What is asked — Return the complete listing that follows, with each line reproduced exactly.

************

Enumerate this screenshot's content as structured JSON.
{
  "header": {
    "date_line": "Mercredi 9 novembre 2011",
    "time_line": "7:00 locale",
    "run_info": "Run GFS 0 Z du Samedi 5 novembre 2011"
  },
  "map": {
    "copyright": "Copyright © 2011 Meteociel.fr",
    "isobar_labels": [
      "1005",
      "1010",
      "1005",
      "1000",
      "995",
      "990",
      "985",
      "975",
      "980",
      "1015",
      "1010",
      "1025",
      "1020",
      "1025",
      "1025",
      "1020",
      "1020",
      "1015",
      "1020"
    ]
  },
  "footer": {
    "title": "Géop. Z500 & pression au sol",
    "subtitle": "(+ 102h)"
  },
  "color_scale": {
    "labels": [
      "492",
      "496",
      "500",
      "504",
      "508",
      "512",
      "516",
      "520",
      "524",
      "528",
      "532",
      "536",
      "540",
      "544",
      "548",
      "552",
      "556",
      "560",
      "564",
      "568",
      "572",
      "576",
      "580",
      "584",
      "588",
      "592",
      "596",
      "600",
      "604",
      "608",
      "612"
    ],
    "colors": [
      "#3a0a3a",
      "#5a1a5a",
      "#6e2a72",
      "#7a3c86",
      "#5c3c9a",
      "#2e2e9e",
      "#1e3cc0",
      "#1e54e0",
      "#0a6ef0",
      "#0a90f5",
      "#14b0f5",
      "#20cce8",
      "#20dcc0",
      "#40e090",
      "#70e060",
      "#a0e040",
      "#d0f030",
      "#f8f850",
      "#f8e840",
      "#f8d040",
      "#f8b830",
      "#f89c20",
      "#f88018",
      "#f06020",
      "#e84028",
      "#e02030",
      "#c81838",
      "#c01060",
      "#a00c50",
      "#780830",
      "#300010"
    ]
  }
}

************

Answer to this task —
Enumerate this screenshot's content as structured JSON.
{
  "header": {
    "date_line": "Mercredi 9 novembre 2011",
    "time_line": "7:00 locale",
    "run_info": "Run GFS 0 Z du Samedi 5 novembre 2011"
  },
  "map": {
    "copyright": "Copyright © 2011 Meteociel.fr",
    "isobar_labels": [
      "1005",
      "1010",
      "1005",
      "1000",
      "995",
      "990",
      "985",
      "975",
      "980",
      "1015",
      "1010",
      "1025",
      "1020",
      "1025",
      "1025",
      "1020",
      "1020",
      "1015",
      "1020"
    ]
  },
  "footer": {
    "title": "Géop. Z500 & pression au sol",
    "subtitle": "(+ 102h)"
  },
  "color_scale": {
    "labels": [
      "492",
      "496",
      "500",
      "504",
      "508",
      "512",
      "516",
      "520",
      "524",
      "528",
      "532",
      "536",
      "540",
      "544",
      "548",
      "552",
      "556",
      "560",
      "564",
      "568",
      "572",
      "576",
      "580",
      "584",
      "588",
      "592",
      "596",
      "600",
      "604",
      "608",
      "612"
    ],
    "colors": [
      "#3a0a3a",
      "#5a1a5a",
      "#6e2a72",
      "#7a3c86",
      "#5c3c9a",
      "#2e2e9e",
      "#1e3cc0",
      "#1e54e0",
      "#0a6ef0",
      "#0a90f5",
      "#14b0f5",
      "#20cce8",
      "#20dcc0",
      "#40e090",
      "#70e060",
      "#a0e040",
      "#d0f030",
      "#f8f850",
      "#f8e840",
      "#f8d040",
      "#f8b830",
      "#f89c20",
      "#f88018",
      "#f06020",
      "#e84028",
      "#e02030",
      "#c81838",
      "#c01060",
      "#a00c50",
      "#780830",
      "#300010"
    ]
  }
}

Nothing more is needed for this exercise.